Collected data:
____
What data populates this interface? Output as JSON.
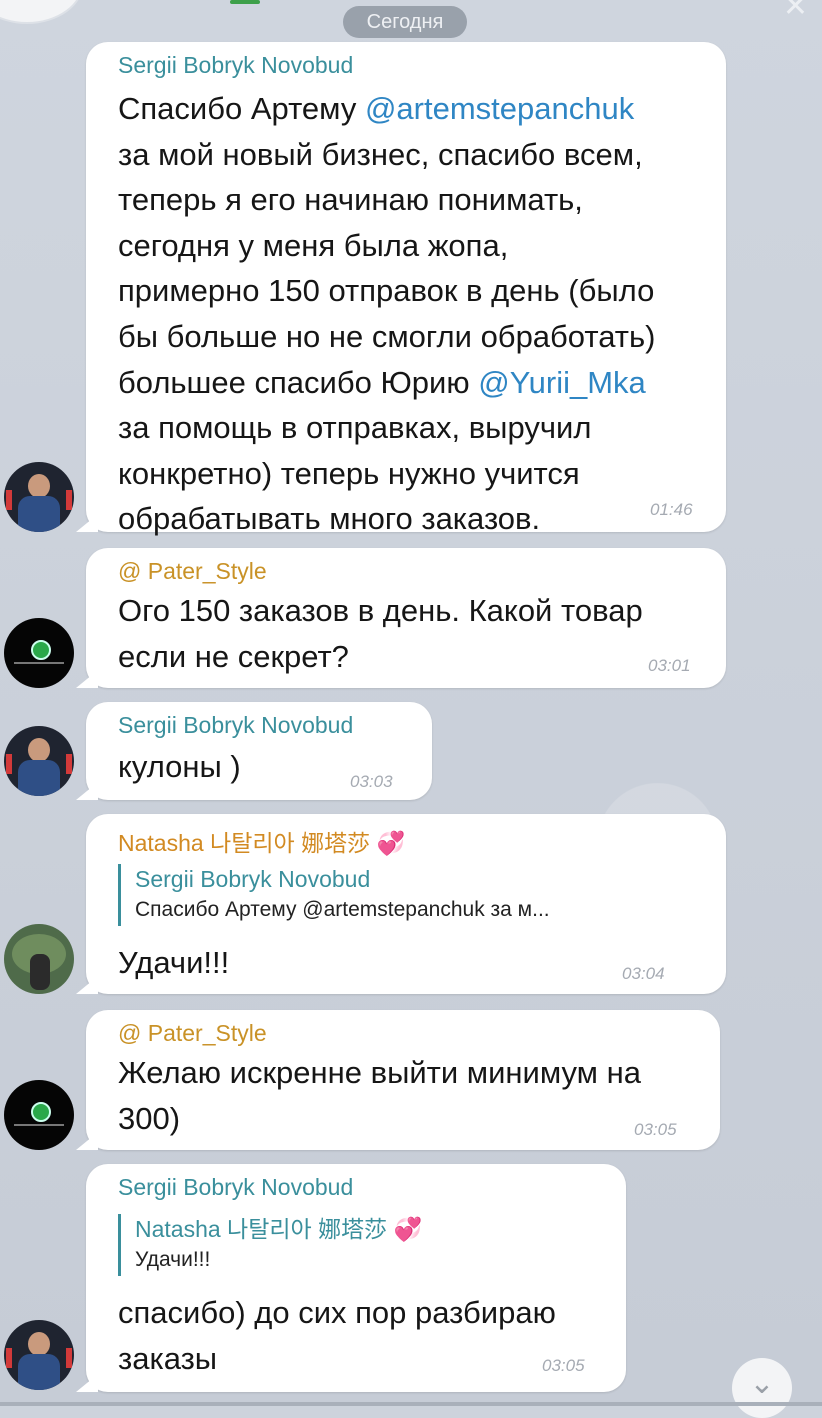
{
  "date_divider": "Сегодня",
  "messages": [
    {
      "sender": "Sergii Bobryk Novobud",
      "text_line1_pre": "Спасибо Артему ",
      "mention1": "@artemstepanchuk",
      "text_mid": "за мой новый бизнес, спасибо всем,\nтеперь я его начинаю понимать,\nсегодня у меня была жопа,\nпримерно 150 отправок в день (было\nбы больше но не смогли обработать)",
      "text_line7_pre": "большее спасибо Юрию ",
      "mention2": "@Yurii_Mka",
      "text_end": "за помощь в отправках, выручил\nконкретно) теперь нужно учится\nобрабатывать много заказов.",
      "time": "01:46"
    },
    {
      "sender": "@ Pater_Style",
      "text": "Ого 150 заказов в день.  Какой товар\nесли не секрет?",
      "time": "03:01"
    },
    {
      "sender": "Sergii Bobryk Novobud",
      "text": "кулоны )",
      "time": "03:03"
    },
    {
      "sender": "Natasha 나탈리아 娜塔莎",
      "sender_emoji": "💞",
      "reply_name": "Sergii Bobryk Novobud",
      "reply_text": "Спасибо Артему @artemstepanchuk за м...",
      "text": "Удачи!!!",
      "time": "03:04"
    },
    {
      "sender": "@ Pater_Style",
      "text": "Желаю искренне выйти минимум на\n300)",
      "time": "03:05"
    },
    {
      "sender": "Sergii Bobryk Novobud",
      "reply_name": "Natasha 나탈리아 娜塔莎",
      "reply_emoji": "💞",
      "reply_text": "Удачи!!!",
      "text": "спасибо) до сих пор разбираю\nзаказы",
      "time": "03:05"
    }
  ],
  "icons": {
    "close": "close-icon",
    "scroll_down": "chevron-down-icon",
    "scroll_down_glyph": "⌄",
    "close_glyph": "✕"
  },
  "colors": {
    "mention": "#2f86c4",
    "sender_sergii": "#3a8f9c",
    "sender_pater": "#c99227",
    "sender_natasha": "#d28a22"
  }
}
____
▸ **Job**
Without including the pictures, return each record above exactly as it stands.

▸ **In response**
What data populates this interface? Output as JSON.
{
  "date_divider": "Сегодня",
  "messages": [
    {
      "sender": "Sergii Bobryk Novobud",
      "text_line1_pre": "Спасибо Артему ",
      "mention1": "@artemstepanchuk",
      "text_mid": "за мой новый бизнес, спасибо всем,\nтеперь я его начинаю понимать,\nсегодня у меня была жопа,\nпримерно 150 отправок в день (было\nбы больше но не смогли обработать)",
      "text_line7_pre": "большее спасибо Юрию ",
      "mention2": "@Yurii_Mka",
      "text_end": "за помощь в отправках, выручил\nконкретно) теперь нужно учится\nобрабатывать много заказов.",
      "time": "01:46"
    },
    {
      "sender": "@ Pater_Style",
      "text": "Ого 150 заказов в день.  Какой товар\nесли не секрет?",
      "time": "03:01"
    },
    {
      "sender": "Sergii Bobryk Novobud",
      "text": "кулоны )",
      "time": "03:03"
    },
    {
      "sender": "Natasha 나탈리아 娜塔莎",
      "sender_emoji": "💞",
      "reply_name": "Sergii Bobryk Novobud",
      "reply_text": "Спасибо Артему @artemstepanchuk за м...",
      "text": "Удачи!!!",
      "time": "03:04"
    },
    {
      "sender": "@ Pater_Style",
      "text": "Желаю искренне выйти минимум на\n300)",
      "time": "03:05"
    },
    {
      "sender": "Sergii Bobryk Novobud",
      "reply_name": "Natasha 나탈리아 娜塔莎",
      "reply_emoji": "💞",
      "reply_text": "Удачи!!!",
      "text": "спасибо) до сих пор разбираю\nзаказы",
      "time": "03:05"
    }
  ],
  "icons": {
    "close": "close-icon",
    "scroll_down": "chevron-down-icon",
    "scroll_down_glyph": "⌄",
    "close_glyph": "✕"
  },
  "colors": {
    "mention": "#2f86c4",
    "sender_sergii": "#3a8f9c",
    "sender_pater": "#c99227",
    "sender_natasha": "#d28a22"
  }
}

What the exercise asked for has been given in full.